>>>
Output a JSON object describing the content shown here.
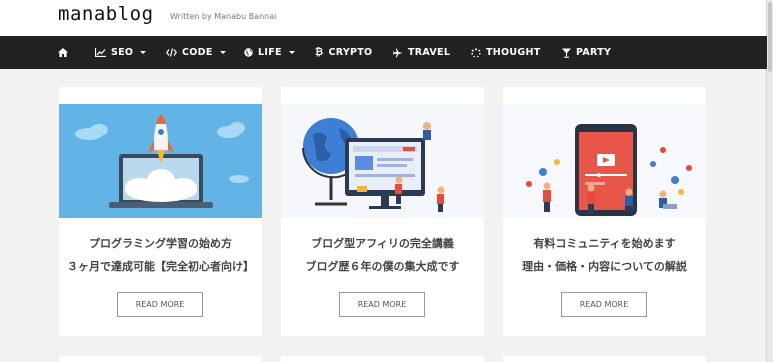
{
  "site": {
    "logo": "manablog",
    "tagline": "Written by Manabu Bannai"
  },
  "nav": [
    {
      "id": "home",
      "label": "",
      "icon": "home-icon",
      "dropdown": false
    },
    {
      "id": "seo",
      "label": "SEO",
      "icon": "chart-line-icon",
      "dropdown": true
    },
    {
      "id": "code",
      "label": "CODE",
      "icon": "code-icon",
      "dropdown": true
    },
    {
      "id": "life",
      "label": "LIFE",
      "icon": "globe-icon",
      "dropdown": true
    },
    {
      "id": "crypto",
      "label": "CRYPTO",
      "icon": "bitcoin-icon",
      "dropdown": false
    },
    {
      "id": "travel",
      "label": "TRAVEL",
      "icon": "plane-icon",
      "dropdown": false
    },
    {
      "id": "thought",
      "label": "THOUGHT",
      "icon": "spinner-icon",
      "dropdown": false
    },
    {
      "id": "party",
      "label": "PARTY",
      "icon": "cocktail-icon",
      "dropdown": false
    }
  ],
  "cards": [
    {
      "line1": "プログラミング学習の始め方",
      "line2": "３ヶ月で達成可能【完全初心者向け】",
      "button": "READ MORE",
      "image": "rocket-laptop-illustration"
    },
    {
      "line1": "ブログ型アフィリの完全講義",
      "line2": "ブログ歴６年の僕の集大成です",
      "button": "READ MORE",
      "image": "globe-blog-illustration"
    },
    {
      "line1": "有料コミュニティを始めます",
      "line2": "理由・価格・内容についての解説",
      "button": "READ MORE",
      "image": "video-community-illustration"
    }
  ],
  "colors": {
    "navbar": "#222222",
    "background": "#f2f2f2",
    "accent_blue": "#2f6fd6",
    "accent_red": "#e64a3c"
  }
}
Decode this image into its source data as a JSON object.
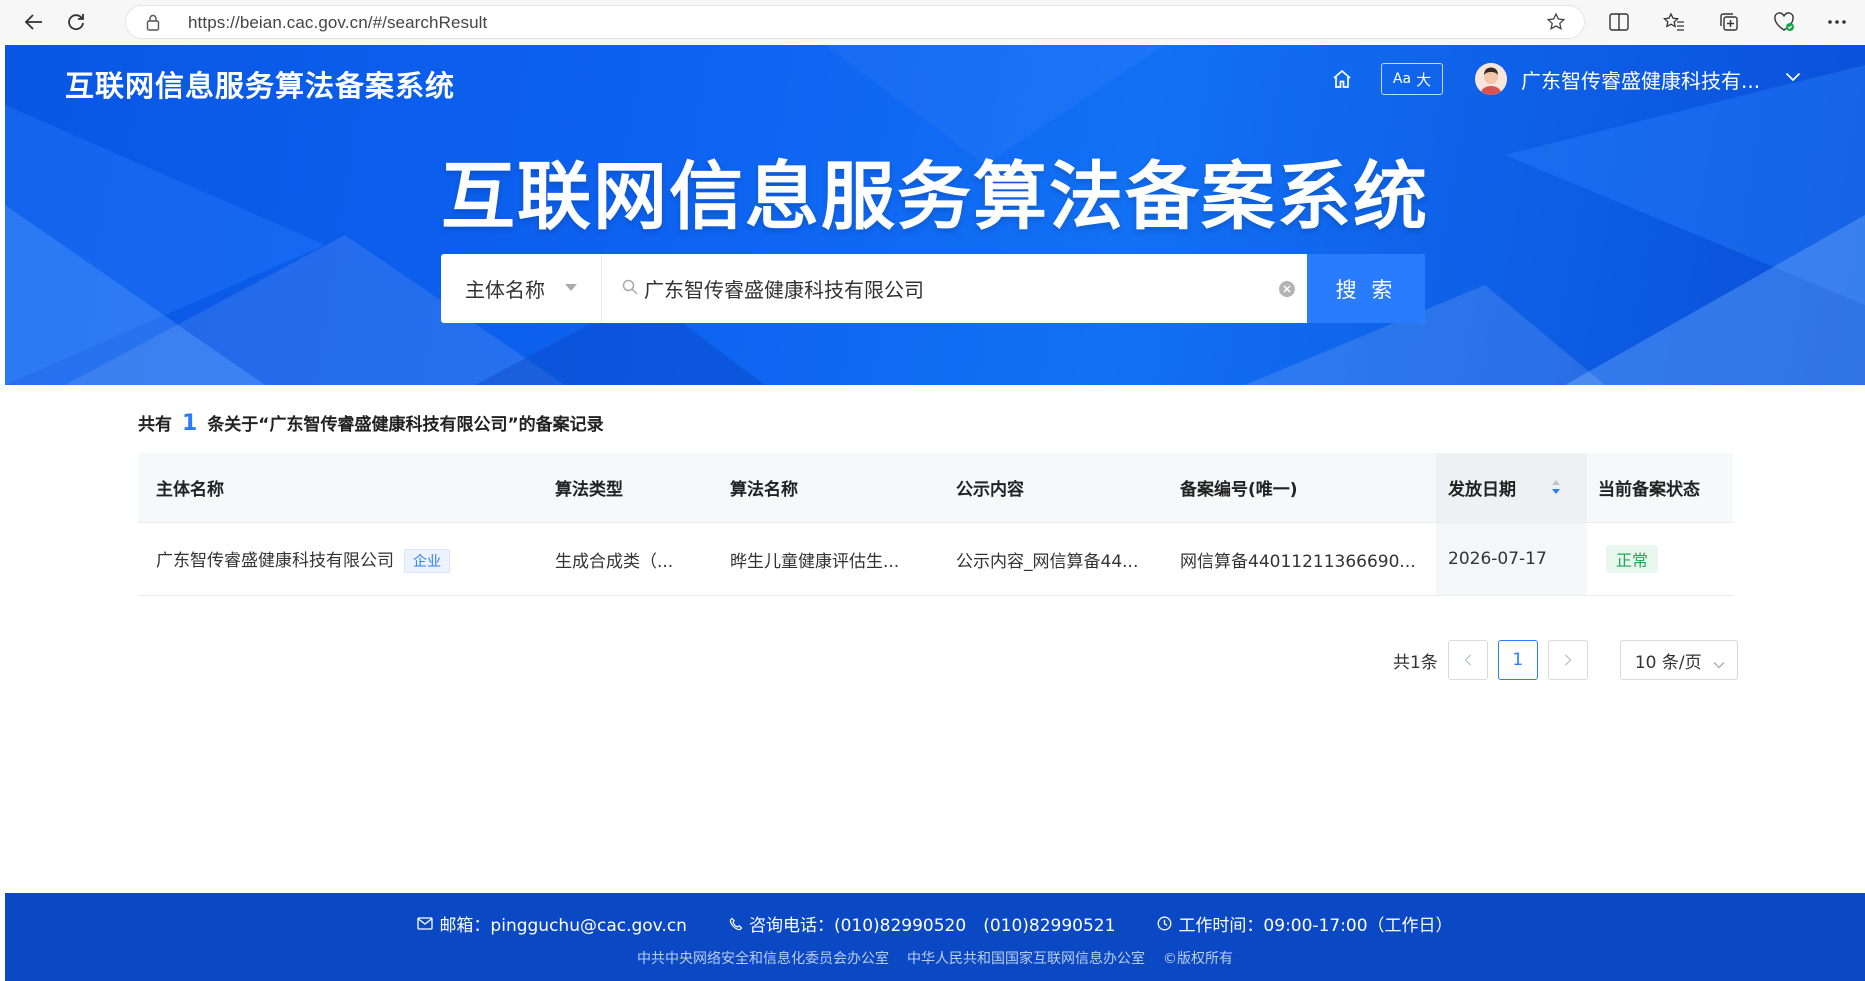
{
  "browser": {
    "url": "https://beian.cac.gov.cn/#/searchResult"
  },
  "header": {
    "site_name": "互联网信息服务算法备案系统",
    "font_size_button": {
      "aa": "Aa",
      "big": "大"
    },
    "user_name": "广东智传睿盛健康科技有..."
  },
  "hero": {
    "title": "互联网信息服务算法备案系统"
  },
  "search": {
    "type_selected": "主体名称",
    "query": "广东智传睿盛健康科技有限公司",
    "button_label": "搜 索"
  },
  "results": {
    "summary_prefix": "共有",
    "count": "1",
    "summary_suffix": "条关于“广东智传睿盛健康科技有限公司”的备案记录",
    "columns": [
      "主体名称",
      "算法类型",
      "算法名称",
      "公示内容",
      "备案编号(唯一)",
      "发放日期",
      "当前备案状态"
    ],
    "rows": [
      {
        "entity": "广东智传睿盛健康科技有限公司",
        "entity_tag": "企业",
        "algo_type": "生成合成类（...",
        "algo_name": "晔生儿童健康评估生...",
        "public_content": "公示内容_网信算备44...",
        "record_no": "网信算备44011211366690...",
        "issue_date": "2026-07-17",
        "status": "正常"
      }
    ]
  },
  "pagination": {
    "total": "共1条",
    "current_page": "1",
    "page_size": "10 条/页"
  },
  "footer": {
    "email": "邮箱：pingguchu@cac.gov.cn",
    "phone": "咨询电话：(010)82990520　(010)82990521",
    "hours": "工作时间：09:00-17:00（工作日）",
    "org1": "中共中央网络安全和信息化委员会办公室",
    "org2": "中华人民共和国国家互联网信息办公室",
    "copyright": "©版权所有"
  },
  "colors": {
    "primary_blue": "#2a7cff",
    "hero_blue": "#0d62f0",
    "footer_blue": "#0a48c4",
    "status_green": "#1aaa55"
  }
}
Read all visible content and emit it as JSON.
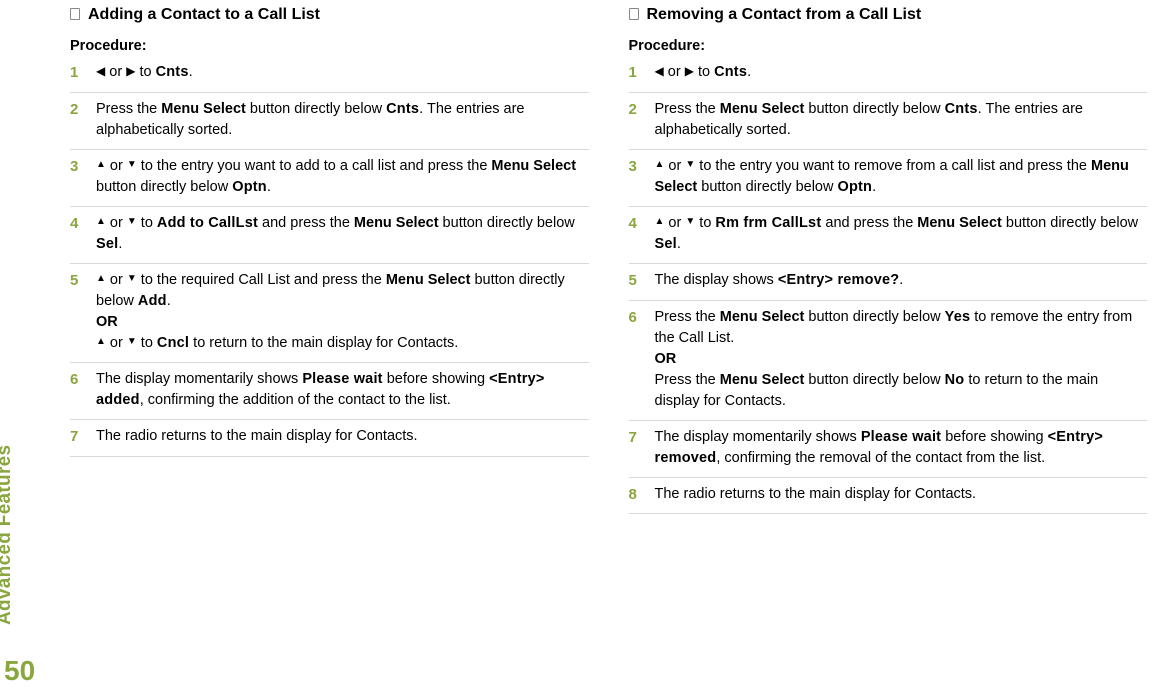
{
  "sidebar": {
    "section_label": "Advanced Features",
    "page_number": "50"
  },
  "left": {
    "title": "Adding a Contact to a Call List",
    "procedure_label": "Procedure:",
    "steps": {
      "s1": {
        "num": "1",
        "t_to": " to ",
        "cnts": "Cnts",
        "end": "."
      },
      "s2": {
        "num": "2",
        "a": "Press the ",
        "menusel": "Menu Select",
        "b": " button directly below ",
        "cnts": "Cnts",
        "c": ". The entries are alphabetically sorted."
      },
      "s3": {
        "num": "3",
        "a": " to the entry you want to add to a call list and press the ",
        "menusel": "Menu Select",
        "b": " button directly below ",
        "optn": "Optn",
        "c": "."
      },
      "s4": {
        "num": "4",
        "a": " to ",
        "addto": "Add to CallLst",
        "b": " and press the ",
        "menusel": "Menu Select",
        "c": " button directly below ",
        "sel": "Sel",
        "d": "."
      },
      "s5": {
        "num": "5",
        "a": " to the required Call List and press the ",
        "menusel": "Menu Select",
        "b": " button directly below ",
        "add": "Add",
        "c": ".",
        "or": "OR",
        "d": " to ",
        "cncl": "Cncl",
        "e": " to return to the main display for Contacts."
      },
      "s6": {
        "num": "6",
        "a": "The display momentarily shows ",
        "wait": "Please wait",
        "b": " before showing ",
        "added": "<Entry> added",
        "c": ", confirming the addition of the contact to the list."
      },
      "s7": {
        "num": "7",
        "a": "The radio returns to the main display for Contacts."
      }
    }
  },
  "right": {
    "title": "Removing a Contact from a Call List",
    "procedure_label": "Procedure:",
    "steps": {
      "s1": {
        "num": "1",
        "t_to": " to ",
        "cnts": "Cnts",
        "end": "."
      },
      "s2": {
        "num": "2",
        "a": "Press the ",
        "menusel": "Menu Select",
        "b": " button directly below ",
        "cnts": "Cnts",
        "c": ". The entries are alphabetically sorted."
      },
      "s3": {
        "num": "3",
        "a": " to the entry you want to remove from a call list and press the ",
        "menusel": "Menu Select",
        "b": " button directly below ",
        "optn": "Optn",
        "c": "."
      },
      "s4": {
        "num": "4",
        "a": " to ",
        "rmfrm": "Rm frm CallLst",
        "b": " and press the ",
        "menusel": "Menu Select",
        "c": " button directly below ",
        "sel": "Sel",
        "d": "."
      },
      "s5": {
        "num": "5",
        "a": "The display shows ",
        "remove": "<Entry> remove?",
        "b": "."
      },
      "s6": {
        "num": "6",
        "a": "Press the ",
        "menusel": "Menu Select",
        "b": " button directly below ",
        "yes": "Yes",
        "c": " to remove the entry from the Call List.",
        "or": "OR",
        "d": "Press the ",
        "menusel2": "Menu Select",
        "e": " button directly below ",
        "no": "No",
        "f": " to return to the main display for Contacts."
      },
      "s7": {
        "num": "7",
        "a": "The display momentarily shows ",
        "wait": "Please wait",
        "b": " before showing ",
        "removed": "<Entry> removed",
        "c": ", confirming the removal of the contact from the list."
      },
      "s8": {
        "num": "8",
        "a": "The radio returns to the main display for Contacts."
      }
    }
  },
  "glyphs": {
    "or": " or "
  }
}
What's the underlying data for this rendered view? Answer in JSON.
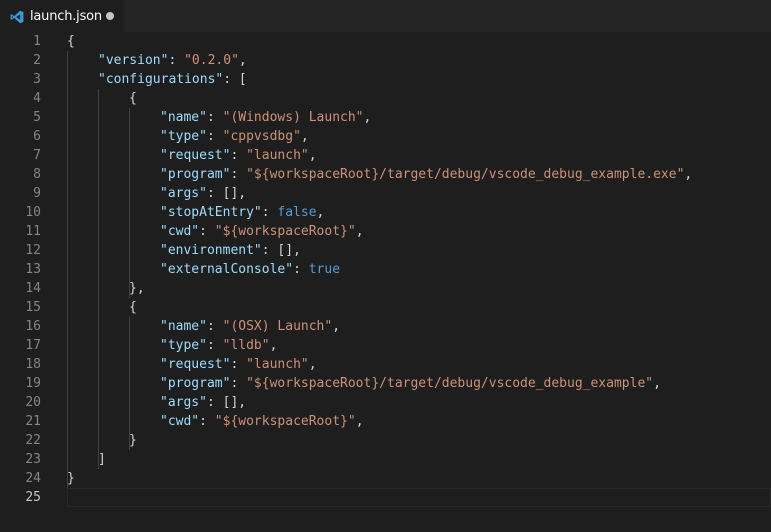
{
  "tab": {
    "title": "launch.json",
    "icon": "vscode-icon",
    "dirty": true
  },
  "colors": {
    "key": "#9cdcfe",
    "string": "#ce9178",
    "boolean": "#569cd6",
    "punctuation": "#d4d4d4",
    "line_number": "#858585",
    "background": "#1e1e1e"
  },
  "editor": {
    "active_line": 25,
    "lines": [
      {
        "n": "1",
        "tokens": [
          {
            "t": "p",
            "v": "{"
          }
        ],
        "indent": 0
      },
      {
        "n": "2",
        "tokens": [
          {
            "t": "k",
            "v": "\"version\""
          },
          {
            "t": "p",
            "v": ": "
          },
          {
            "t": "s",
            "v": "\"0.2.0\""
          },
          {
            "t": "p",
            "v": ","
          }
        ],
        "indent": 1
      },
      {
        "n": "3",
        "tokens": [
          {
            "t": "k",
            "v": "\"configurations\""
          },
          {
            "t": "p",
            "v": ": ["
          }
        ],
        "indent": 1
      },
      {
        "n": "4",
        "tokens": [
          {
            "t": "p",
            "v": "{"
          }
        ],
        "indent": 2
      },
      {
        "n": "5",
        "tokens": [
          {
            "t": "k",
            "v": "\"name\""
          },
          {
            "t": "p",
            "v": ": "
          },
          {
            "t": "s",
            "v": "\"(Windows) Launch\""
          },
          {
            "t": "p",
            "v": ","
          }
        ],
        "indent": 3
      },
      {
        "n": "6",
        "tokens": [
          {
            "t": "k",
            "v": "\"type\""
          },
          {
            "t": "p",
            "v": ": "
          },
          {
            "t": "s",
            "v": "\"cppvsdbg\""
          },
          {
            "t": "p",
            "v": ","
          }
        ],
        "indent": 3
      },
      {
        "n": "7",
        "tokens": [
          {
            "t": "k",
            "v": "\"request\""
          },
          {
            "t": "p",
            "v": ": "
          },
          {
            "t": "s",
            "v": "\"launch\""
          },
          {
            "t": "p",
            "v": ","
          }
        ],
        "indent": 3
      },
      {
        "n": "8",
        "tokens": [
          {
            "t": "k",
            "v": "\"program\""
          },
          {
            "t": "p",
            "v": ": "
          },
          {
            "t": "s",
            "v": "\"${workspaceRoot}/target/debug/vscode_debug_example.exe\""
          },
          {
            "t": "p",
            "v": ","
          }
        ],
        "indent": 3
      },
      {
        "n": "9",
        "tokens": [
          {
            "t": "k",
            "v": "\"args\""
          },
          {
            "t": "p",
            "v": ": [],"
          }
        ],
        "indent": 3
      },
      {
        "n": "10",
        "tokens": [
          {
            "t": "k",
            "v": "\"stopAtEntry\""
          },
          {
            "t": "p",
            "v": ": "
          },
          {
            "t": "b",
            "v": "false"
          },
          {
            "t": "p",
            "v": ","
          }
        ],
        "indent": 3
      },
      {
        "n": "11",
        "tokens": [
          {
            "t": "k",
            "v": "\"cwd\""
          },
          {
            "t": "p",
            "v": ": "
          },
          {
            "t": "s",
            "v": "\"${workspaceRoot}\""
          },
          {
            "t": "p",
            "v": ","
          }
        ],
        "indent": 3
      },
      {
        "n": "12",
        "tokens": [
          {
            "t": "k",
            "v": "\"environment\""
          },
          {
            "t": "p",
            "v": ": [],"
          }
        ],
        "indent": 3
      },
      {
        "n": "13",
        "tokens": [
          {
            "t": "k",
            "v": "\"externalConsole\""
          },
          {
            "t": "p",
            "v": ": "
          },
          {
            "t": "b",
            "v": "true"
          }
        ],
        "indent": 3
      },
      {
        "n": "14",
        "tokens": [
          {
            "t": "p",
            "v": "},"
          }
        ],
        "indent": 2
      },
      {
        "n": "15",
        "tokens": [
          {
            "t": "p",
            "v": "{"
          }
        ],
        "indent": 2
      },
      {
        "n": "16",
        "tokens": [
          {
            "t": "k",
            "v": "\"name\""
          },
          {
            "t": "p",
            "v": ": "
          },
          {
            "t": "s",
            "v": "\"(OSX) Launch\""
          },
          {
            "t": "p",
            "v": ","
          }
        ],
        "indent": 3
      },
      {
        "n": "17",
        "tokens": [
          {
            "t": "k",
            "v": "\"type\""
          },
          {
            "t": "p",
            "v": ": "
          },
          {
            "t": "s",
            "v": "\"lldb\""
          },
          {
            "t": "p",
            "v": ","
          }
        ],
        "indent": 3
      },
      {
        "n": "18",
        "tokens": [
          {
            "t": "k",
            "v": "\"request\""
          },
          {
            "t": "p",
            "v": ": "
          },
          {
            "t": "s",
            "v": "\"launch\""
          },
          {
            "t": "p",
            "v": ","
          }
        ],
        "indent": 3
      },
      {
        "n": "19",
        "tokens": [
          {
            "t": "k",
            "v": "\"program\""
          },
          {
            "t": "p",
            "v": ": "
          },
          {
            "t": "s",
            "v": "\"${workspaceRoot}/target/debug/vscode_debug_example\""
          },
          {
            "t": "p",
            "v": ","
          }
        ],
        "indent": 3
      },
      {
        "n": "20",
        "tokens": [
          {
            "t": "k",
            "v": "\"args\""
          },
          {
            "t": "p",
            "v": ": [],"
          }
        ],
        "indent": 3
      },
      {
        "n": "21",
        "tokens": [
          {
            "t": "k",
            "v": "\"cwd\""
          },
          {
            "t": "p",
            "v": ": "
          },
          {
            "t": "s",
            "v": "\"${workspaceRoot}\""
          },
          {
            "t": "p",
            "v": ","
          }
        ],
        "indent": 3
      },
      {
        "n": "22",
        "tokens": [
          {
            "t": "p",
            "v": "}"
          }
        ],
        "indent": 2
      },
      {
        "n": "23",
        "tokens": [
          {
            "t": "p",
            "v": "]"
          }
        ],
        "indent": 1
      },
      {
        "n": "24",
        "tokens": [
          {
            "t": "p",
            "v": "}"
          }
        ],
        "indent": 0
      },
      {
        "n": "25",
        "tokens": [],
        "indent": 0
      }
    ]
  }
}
<<<
Within the data above, count the lines that contain the string "debug"; the reply is the number alone.

- **Answer to the exercise**
2